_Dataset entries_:
▼
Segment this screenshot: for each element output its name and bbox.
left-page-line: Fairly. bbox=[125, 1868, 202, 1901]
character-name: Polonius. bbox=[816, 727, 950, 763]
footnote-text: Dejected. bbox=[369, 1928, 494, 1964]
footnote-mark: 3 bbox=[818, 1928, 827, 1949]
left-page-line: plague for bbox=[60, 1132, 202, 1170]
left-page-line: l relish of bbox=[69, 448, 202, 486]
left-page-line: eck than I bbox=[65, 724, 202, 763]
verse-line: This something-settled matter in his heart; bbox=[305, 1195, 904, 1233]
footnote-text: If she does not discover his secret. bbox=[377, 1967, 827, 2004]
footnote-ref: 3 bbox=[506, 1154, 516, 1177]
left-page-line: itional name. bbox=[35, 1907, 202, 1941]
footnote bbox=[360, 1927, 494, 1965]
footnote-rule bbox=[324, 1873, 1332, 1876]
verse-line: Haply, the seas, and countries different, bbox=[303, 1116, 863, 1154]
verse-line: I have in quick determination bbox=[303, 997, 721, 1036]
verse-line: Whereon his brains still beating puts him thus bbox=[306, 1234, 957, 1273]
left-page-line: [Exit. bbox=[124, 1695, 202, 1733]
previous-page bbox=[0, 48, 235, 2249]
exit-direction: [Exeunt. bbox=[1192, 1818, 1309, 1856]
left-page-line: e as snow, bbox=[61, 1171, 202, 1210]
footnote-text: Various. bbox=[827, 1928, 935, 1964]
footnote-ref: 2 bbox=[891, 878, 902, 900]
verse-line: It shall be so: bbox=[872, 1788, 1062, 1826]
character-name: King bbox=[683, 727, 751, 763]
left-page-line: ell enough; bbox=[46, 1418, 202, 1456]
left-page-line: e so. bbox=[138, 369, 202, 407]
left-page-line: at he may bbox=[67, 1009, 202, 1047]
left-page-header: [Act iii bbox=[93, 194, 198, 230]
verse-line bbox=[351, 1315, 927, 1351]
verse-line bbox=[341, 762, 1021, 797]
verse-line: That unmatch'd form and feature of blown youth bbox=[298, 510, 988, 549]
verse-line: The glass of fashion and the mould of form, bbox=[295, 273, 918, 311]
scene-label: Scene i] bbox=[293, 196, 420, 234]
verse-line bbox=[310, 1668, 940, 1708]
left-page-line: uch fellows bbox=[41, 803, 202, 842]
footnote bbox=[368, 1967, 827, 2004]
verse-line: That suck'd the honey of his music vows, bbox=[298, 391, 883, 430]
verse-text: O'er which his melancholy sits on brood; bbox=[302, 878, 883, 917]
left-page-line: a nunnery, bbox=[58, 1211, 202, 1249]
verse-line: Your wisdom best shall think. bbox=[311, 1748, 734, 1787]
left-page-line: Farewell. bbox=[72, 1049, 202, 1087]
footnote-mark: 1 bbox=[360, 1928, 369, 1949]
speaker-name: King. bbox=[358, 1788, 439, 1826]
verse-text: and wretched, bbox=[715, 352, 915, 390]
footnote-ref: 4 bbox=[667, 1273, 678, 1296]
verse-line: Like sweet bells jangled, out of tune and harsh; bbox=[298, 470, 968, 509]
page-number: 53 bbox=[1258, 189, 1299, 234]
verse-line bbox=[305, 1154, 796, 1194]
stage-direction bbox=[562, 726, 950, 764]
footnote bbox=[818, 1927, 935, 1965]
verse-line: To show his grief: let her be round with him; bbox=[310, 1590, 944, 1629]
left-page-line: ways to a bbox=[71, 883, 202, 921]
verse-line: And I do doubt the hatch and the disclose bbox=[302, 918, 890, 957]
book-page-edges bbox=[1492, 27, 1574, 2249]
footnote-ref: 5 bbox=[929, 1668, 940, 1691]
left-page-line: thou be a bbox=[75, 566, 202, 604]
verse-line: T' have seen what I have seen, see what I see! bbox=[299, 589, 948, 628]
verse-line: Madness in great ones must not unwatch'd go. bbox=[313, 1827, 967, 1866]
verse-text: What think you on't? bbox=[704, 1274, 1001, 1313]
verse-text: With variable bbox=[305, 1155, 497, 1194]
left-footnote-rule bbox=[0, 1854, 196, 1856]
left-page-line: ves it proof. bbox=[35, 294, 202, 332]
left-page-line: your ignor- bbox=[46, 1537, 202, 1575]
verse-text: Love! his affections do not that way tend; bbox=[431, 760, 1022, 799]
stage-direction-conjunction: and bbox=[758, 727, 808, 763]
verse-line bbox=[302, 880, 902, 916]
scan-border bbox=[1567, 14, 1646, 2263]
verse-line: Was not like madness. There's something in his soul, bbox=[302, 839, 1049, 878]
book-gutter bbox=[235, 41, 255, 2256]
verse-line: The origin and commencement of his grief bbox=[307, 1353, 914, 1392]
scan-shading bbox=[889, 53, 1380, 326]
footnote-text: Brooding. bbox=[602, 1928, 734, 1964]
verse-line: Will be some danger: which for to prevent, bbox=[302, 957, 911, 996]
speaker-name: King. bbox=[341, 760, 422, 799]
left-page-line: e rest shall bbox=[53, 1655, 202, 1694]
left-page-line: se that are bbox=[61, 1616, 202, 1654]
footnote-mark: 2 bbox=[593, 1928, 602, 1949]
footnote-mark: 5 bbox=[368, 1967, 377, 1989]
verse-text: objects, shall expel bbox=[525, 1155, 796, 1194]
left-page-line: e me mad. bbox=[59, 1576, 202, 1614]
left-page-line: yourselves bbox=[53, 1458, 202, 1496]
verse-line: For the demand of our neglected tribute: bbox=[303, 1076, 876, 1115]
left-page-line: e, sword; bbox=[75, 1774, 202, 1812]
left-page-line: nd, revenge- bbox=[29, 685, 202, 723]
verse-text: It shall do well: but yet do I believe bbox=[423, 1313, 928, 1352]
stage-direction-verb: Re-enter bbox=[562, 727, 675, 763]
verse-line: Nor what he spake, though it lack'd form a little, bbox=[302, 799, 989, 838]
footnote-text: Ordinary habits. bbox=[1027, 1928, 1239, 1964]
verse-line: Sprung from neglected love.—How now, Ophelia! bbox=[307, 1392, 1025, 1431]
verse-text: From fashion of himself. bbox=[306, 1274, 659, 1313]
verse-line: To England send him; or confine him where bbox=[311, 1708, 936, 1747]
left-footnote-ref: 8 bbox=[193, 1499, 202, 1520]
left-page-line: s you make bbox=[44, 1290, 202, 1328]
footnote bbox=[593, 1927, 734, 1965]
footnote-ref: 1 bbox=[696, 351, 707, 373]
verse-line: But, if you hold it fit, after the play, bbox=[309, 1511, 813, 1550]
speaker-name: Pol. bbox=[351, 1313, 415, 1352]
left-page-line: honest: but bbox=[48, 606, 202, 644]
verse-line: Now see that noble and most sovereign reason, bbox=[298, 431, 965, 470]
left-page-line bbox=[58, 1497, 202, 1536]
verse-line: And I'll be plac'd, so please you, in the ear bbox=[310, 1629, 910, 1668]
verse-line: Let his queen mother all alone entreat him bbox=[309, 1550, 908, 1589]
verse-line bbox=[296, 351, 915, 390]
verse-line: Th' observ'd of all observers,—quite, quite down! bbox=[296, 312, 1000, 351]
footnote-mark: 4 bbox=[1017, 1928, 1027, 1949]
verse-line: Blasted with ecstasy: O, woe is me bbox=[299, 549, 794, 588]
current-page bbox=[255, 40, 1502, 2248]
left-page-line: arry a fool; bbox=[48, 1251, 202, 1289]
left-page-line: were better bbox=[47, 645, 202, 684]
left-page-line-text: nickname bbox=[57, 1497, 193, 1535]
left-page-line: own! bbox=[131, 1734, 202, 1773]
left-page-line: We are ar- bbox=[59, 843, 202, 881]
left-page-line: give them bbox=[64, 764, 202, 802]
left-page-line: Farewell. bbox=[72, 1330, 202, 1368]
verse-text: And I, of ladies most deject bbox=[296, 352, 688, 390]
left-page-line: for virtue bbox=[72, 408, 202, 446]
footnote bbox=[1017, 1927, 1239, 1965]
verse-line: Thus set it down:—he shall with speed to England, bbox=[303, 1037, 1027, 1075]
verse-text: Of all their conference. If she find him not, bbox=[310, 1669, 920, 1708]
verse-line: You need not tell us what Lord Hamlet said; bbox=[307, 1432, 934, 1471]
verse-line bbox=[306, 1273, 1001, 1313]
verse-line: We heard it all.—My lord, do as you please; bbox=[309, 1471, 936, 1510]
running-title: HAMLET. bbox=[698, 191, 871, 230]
▲
_TASK OBJECTIVE_: Arrange the stretch of records from the start through the line containing "footnote-text: Dejected. bbox=[369, 1928, 494, 1964]" as a Markdown table with the columns Row and Record line, omitting any blank lines.

_EXPECTED ANSWER_:
| Row | Record line |
|---|---|
| 1 | Segment this screenshot: for each element output its name and bbox. |
| 2 | left-page-line: Fairly. bbox=[125, 1868, 202, 1901] |
| 3 | character-name: Polonius. bbox=[816, 727, 950, 763] |
| 4 | footnote-text: Dejected. bbox=[369, 1928, 494, 1964] |